### [Exercise prompt]
The listing below should be copied in full, word for word.

----- Raw records -----

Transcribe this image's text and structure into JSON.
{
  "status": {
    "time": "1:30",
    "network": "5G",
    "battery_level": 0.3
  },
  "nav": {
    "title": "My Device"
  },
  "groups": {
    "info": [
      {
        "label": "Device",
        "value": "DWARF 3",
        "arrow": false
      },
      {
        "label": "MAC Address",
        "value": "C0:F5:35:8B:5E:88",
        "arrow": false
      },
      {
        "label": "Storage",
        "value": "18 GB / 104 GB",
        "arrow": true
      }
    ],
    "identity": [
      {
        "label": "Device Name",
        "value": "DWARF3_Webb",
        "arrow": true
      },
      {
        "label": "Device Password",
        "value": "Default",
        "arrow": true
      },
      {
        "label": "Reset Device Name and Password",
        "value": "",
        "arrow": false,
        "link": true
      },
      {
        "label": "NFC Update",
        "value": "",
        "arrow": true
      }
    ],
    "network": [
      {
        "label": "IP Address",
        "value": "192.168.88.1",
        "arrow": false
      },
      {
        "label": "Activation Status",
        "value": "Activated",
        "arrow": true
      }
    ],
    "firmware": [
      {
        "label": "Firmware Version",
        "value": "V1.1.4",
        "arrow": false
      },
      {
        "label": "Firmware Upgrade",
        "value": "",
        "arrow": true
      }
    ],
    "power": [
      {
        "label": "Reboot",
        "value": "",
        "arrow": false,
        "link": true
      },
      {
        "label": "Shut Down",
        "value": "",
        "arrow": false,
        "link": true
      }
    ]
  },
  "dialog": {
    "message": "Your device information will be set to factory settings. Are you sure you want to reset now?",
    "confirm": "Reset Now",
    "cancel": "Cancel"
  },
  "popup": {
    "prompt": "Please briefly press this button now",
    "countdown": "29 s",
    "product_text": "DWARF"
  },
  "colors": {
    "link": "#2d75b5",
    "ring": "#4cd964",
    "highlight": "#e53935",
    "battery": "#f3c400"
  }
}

-----

### [Solution for this exercise]
Transcribe this image's text and structure into JSON.
{
  "status": {
    "time": "1:30",
    "network": "5G",
    "battery_level": 0.3
  },
  "nav": {
    "title": "My Device"
  },
  "groups": {
    "info": [
      {
        "label": "Device",
        "value": "DWARF 3",
        "arrow": false
      },
      {
        "label": "MAC Address",
        "value": "C0:F5:35:8B:5E:88",
        "arrow": false
      },
      {
        "label": "Storage",
        "value": "18 GB / 104 GB",
        "arrow": true
      }
    ],
    "identity": [
      {
        "label": "Device Name",
        "value": "DWARF3_Webb",
        "arrow": true
      },
      {
        "label": "Device Password",
        "value": "Default",
        "arrow": true
      },
      {
        "label": "Reset Device Name and Password",
        "value": "",
        "arrow": false,
        "link": true
      },
      {
        "label": "NFC Update",
        "value": "",
        "arrow": true
      }
    ],
    "network": [
      {
        "label": "IP Address",
        "value": "192.168.88.1",
        "arrow": false
      },
      {
        "label": "Activation Status",
        "value": "Activated",
        "arrow": true
      }
    ],
    "firmware": [
      {
        "label": "Firmware Version",
        "value": "V1.1.4",
        "arrow": false
      },
      {
        "label": "Firmware Upgrade",
        "value": "",
        "arrow": true
      }
    ],
    "power": [
      {
        "label": "Reboot",
        "value": "",
        "arrow": false,
        "link": true
      },
      {
        "label": "Shut Down",
        "value": "",
        "arrow": false,
        "link": true
      }
    ]
  },
  "dialog": {
    "message": "Your device information will be set to factory settings. Are you sure you want to reset now?",
    "confirm": "Reset Now",
    "cancel": "Cancel"
  },
  "popup": {
    "prompt": "Please briefly press this button now",
    "countdown": "29 s",
    "product_text": "DWARF"
  },
  "colors": {
    "link": "#2d75b5",
    "ring": "#4cd964",
    "highlight": "#e53935",
    "battery": "#f3c400"
  }
}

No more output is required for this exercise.